Exercise requirements
Print verbatim every line starting at the one that contains "What text is on this page?" and ending at the final line of the records; include both endpoints.

Entries from a dataset

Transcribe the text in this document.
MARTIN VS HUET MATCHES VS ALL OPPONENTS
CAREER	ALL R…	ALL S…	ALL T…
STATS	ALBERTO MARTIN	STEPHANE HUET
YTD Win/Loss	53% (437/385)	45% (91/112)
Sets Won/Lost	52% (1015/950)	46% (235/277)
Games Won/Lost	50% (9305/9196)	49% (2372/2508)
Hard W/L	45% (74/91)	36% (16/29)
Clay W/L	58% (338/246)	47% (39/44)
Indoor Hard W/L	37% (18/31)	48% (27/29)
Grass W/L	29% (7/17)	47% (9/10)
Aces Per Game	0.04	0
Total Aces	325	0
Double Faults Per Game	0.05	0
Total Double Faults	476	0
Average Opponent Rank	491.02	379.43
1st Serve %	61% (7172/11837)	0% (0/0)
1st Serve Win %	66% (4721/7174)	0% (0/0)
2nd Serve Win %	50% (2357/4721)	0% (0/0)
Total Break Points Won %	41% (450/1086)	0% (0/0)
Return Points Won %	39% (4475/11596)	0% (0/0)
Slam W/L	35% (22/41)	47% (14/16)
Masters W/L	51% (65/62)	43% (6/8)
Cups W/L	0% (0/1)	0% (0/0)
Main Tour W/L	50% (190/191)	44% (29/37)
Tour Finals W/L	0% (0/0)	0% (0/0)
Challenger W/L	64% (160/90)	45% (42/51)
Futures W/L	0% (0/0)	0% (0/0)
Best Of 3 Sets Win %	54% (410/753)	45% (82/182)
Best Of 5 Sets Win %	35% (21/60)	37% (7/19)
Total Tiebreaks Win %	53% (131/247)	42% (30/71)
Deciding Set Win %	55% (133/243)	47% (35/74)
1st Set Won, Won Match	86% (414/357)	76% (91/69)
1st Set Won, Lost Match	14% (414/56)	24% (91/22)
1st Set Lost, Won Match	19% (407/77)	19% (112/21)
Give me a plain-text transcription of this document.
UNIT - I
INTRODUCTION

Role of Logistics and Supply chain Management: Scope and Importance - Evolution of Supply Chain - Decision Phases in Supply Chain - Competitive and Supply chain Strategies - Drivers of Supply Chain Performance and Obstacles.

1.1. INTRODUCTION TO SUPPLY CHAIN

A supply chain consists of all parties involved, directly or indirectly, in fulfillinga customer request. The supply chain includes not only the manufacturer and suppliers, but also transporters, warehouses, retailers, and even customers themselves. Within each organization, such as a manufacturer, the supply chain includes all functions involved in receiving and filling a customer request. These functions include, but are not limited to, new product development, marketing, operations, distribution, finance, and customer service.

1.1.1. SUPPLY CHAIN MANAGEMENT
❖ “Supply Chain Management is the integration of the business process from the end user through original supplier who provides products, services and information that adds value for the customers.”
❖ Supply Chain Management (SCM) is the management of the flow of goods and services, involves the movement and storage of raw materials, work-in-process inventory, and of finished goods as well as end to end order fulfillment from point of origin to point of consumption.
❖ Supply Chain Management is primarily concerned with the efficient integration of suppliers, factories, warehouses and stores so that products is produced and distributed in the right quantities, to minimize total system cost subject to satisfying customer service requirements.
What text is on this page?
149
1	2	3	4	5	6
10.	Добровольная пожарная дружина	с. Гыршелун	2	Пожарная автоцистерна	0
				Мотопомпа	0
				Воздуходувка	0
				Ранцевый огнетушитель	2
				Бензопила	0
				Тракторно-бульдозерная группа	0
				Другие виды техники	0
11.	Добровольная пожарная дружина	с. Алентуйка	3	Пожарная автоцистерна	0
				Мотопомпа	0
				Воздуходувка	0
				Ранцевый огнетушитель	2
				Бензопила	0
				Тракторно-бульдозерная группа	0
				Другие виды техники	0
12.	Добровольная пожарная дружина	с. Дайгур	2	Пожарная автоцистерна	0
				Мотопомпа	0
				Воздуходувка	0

Answer to this task
What text is on this page?
149
1	2	3	4	5	6
10.	Добровольная пожарная дружина	с. Гыршелун	2	Пожарная автоцистерна	0
				Мотопомпа	0
				Воздуходувка	0
				Ранцевый огнетушитель	2
				Бензопила	0
				Тракторно-бульдозерная группа	0
				Другие виды техники	0
11.	Добровольная пожарная дружина	с. Алентуйка	3	Пожарная автоцистерна	0
				Мотопомпа	0
				Воздуходувка	0
				Ранцевый огнетушитель	2
				Бензопила	0
				Тракторно-бульдозерная группа	0
				Другие виды техники	0
12.	Добровольная пожарная дружина	с. Дайгур	2	Пожарная автоцистерна	0
				Мотопомпа	0
				Воздуходувка	0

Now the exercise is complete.